> SUPPLIED INFORMATION:
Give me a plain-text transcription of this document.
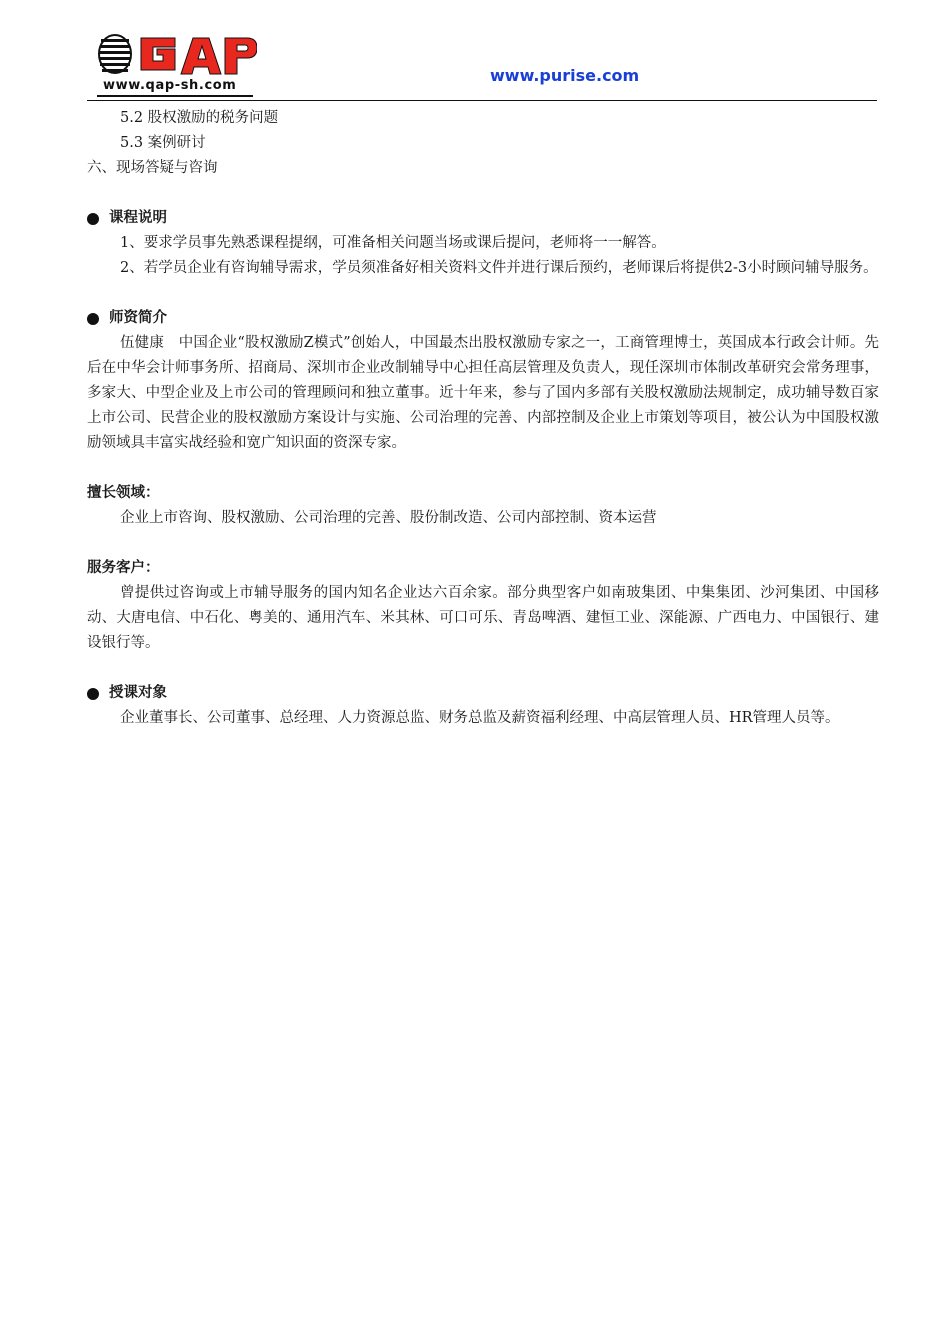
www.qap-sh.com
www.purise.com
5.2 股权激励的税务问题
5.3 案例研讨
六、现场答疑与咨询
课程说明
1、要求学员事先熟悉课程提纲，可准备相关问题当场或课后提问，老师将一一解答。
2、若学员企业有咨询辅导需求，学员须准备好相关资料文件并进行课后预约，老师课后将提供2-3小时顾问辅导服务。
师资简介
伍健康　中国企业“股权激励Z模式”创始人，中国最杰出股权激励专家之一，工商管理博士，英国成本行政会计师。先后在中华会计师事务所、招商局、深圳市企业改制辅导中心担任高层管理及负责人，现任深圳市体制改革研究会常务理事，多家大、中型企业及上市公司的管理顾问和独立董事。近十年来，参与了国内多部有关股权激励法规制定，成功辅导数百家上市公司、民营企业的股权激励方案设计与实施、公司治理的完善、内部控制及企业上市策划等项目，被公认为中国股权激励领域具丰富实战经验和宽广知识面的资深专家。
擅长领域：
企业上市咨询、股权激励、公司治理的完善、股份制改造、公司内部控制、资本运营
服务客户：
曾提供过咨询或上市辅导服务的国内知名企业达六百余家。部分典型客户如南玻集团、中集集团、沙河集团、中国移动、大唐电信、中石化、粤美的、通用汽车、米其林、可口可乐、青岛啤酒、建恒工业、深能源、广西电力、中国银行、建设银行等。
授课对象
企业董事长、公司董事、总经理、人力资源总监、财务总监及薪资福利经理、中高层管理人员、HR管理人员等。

> SET PROBLEM:
Write the entries above out again exactly, but not the pictures.

> TASK OUTPUT:
Give me a plain-text transcription of this document.
www.qap-sh.com
www.purise.com
5.2 股权激励的税务问题
5.3 案例研讨
六、现场答疑与咨询
课程说明
1、要求学员事先熟悉课程提纲，可准备相关问题当场或课后提问，老师将一一解答。
2、若学员企业有咨询辅导需求，学员须准备好相关资料文件并进行课后预约，老师课后将提供2-3小时顾问辅导服务。
师资简介
伍健康　中国企业“股权激励Z模式”创始人，中国最杰出股权激励专家之一，工商管理博士，英国成本行政会计师。先后在中华会计师事务所、招商局、深圳市企业改制辅导中心担任高层管理及负责人，现任深圳市体制改革研究会常务理事，多家大、中型企业及上市公司的管理顾问和独立董事。近十年来，参与了国内多部有关股权激励法规制定，成功辅导数百家上市公司、民营企业的股权激励方案设计与实施、公司治理的完善、内部控制及企业上市策划等项目，被公认为中国股权激励领域具丰富实战经验和宽广知识面的资深专家。
擅长领域：
企业上市咨询、股权激励、公司治理的完善、股份制改造、公司内部控制、资本运营
服务客户：
曾提供过咨询或上市辅导服务的国内知名企业达六百余家。部分典型客户如南玻集团、中集集团、沙河集团、中国移动、大唐电信、中石化、粤美的、通用汽车、米其林、可口可乐、青岛啤酒、建恒工业、深能源、广西电力、中国银行、建设银行等。
授课对象
企业董事长、公司董事、总经理、人力资源总监、财务总监及薪资福利经理、中高层管理人员、HR管理人员等。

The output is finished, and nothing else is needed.